--- Start Exercise input ---
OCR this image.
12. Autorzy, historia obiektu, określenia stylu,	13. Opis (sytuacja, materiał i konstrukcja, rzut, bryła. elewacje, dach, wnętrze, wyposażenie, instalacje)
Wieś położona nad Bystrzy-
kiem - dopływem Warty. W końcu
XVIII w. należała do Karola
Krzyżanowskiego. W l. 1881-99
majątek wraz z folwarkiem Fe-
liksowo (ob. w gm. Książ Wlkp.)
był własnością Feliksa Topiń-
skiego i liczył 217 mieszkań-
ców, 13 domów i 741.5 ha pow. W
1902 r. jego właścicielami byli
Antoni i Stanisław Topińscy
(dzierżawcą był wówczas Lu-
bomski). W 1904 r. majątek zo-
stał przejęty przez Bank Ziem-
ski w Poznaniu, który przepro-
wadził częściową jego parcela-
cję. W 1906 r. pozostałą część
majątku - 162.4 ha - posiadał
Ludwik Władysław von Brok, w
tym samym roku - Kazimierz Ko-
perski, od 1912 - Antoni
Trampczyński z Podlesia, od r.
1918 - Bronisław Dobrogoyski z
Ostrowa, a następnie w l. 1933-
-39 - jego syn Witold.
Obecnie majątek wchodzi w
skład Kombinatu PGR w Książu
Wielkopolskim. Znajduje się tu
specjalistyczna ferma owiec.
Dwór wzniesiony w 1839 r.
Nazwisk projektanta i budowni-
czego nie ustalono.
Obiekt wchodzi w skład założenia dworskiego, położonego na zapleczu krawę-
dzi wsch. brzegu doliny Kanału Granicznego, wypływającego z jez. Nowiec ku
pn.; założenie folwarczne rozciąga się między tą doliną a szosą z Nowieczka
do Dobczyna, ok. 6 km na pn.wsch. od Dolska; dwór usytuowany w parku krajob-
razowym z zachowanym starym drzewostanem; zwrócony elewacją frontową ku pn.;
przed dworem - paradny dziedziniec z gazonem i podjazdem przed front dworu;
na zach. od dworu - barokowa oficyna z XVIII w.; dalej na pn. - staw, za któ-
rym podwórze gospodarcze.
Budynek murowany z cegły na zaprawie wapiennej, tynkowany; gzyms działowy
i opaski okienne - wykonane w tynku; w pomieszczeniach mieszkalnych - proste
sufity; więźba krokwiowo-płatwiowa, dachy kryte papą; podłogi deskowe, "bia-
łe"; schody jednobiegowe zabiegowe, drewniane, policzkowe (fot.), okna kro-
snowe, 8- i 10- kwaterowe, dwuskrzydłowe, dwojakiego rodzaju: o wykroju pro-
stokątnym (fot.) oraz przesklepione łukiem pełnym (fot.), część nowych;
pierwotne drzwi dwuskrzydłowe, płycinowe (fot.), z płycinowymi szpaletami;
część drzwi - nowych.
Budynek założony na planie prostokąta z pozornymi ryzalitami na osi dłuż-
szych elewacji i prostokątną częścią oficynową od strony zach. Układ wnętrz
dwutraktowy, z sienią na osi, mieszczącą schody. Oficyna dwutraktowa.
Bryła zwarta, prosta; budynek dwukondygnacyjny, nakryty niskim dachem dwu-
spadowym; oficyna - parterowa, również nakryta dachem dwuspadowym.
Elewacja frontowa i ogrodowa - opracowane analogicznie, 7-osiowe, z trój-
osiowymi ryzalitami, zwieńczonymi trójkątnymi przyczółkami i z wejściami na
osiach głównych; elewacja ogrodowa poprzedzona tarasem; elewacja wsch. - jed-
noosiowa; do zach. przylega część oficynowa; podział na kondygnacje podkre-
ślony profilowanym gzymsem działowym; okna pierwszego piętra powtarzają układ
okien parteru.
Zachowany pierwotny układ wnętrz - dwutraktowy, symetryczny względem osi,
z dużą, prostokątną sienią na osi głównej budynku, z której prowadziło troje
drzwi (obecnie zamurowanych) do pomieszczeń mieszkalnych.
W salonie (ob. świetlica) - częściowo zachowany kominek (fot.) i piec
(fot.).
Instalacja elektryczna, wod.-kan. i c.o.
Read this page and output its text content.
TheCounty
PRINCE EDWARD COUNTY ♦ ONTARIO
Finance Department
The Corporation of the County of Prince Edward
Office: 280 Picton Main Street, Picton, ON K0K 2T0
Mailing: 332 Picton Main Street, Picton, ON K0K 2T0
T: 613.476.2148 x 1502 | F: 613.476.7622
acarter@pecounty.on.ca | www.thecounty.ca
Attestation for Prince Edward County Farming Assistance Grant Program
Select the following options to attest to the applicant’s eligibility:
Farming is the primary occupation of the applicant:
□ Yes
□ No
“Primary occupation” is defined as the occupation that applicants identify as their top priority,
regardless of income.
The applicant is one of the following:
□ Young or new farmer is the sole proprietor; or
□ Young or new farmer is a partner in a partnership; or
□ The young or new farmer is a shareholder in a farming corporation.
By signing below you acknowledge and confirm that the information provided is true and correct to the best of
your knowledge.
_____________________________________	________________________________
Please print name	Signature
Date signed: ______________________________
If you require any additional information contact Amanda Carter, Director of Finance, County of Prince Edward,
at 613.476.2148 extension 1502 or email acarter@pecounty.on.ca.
--- End Exercise input ---
Stated exercise:
Extract the full listing and reproduce each line exactly.

The answer:
OCR this image.
12. Autorzy, historia obiektu, określenia stylu,	13. Opis (sytuacja, materiał i konstrukcja, rzut, bryła. elewacje, dach, wnętrze, wyposażenie, instalacje)
Wieś położona nad Bystrzy-
kiem - dopływem Warty. W końcu
XVIII w. należała do Karola
Krzyżanowskiego. W l. 1881-99
majątek wraz z folwarkiem Fe-
liksowo (ob. w gm. Książ Wlkp.)
był własnością Feliksa Topiń-
skiego i liczył 217 mieszkań-
ców, 13 domów i 741.5 ha pow. W
1902 r. jego właścicielami byli
Antoni i Stanisław Topińscy
(dzierżawcą był wówczas Lu-
bomski). W 1904 r. majątek zo-
stał przejęty przez Bank Ziem-
ski w Poznaniu, który przepro-
wadził częściową jego parcela-
cję. W 1906 r. pozostałą część
majątku - 162.4 ha - posiadał
Ludwik Władysław von Brok, w
tym samym roku - Kazimierz Ko-
perski, od 1912 - Antoni
Trampczyński z Podlesia, od r.
1918 - Bronisław Dobrogoyski z
Ostrowa, a następnie w l. 1933-
-39 - jego syn Witold.
Obecnie majątek wchodzi w
skład Kombinatu PGR w Książu
Wielkopolskim. Znajduje się tu
specjalistyczna ferma owiec.
Dwór wzniesiony w 1839 r.
Nazwisk projektanta i budowni-
czego nie ustalono.
Obiekt wchodzi w skład założenia dworskiego, położonego na zapleczu krawę-
dzi wsch. brzegu doliny Kanału Granicznego, wypływającego z jez. Nowiec ku
pn.; założenie folwarczne rozciąga się między tą doliną a szosą z Nowieczka
do Dobczyna, ok. 6 km na pn.wsch. od Dolska; dwór usytuowany w parku krajob-
razowym z zachowanym starym drzewostanem; zwrócony elewacją frontową ku pn.;
przed dworem - paradny dziedziniec z gazonem i podjazdem przed front dworu;
na zach. od dworu - barokowa oficyna z XVIII w.; dalej na pn. - staw, za któ-
rym podwórze gospodarcze.
Budynek murowany z cegły na zaprawie wapiennej, tynkowany; gzyms działowy
i opaski okienne - wykonane w tynku; w pomieszczeniach mieszkalnych - proste
sufity; więźba krokwiowo-płatwiowa, dachy kryte papą; podłogi deskowe, "bia-
łe"; schody jednobiegowe zabiegowe, drewniane, policzkowe (fot.), okna kro-
snowe, 8- i 10- kwaterowe, dwuskrzydłowe, dwojakiego rodzaju: o wykroju pro-
stokątnym (fot.) oraz przesklepione łukiem pełnym (fot.), część nowych;
pierwotne drzwi dwuskrzydłowe, płycinowe (fot.), z płycinowymi szpaletami;
część drzwi - nowych.
Budynek założony na planie prostokąta z pozornymi ryzalitami na osi dłuż-
szych elewacji i prostokątną częścią oficynową od strony zach. Układ wnętrz
dwutraktowy, z sienią na osi, mieszczącą schody. Oficyna dwutraktowa.
Bryła zwarta, prosta; budynek dwukondygnacyjny, nakryty niskim dachem dwu-
spadowym; oficyna - parterowa, również nakryta dachem dwuspadowym.
Elewacja frontowa i ogrodowa - opracowane analogicznie, 7-osiowe, z trój-
osiowymi ryzalitami, zwieńczonymi trójkątnymi przyczółkami i z wejściami na
osiach głównych; elewacja ogrodowa poprzedzona tarasem; elewacja wsch. - jed-
noosiowa; do zach. przylega część oficynowa; podział na kondygnacje podkre-
ślony profilowanym gzymsem działowym; okna pierwszego piętra powtarzają układ
okien parteru.
Zachowany pierwotny układ wnętrz - dwutraktowy, symetryczny względem osi,
z dużą, prostokątną sienią na osi głównej budynku, z której prowadziło troje
drzwi (obecnie zamurowanych) do pomieszczeń mieszkalnych.
W salonie (ob. świetlica) - częściowo zachowany kominek (fot.) i piec
(fot.).
Instalacja elektryczna, wod.-kan. i c.o.
Read this page and output its text content.
TheCounty
PRINCE EDWARD COUNTY ♦ ONTARIO
Finance Department
The Corporation of the County of Prince Edward
Office: 280 Picton Main Street, Picton, ON K0K 2T0
Mailing: 332 Picton Main Street, Picton, ON K0K 2T0
T: 613.476.2148 x 1502 | F: 613.476.7622
acarter@pecounty.on.ca | www.thecounty.ca
Attestation for Prince Edward County Farming Assistance Grant Program
Select the following options to attest to the applicant’s eligibility:
Farming is the primary occupation of the applicant:
□ Yes
□ No
“Primary occupation” is defined as the occupation that applicants identify as their top priority,
regardless of income.
The applicant is one of the following:
□ Young or new farmer is the sole proprietor; or
□ Young or new farmer is a partner in a partnership; or
□ The young or new farmer is a shareholder in a farming corporation.
By signing below you acknowledge and confirm that the information provided is true and correct to the best of
your knowledge.
_____________________________________	________________________________
Please print name	Signature
Date signed: ______________________________
If you require any additional information contact Amanda Carter, Director of Finance, County of Prince Edward,
at 613.476.2148 extension 1502 or email acarter@pecounty.on.ca.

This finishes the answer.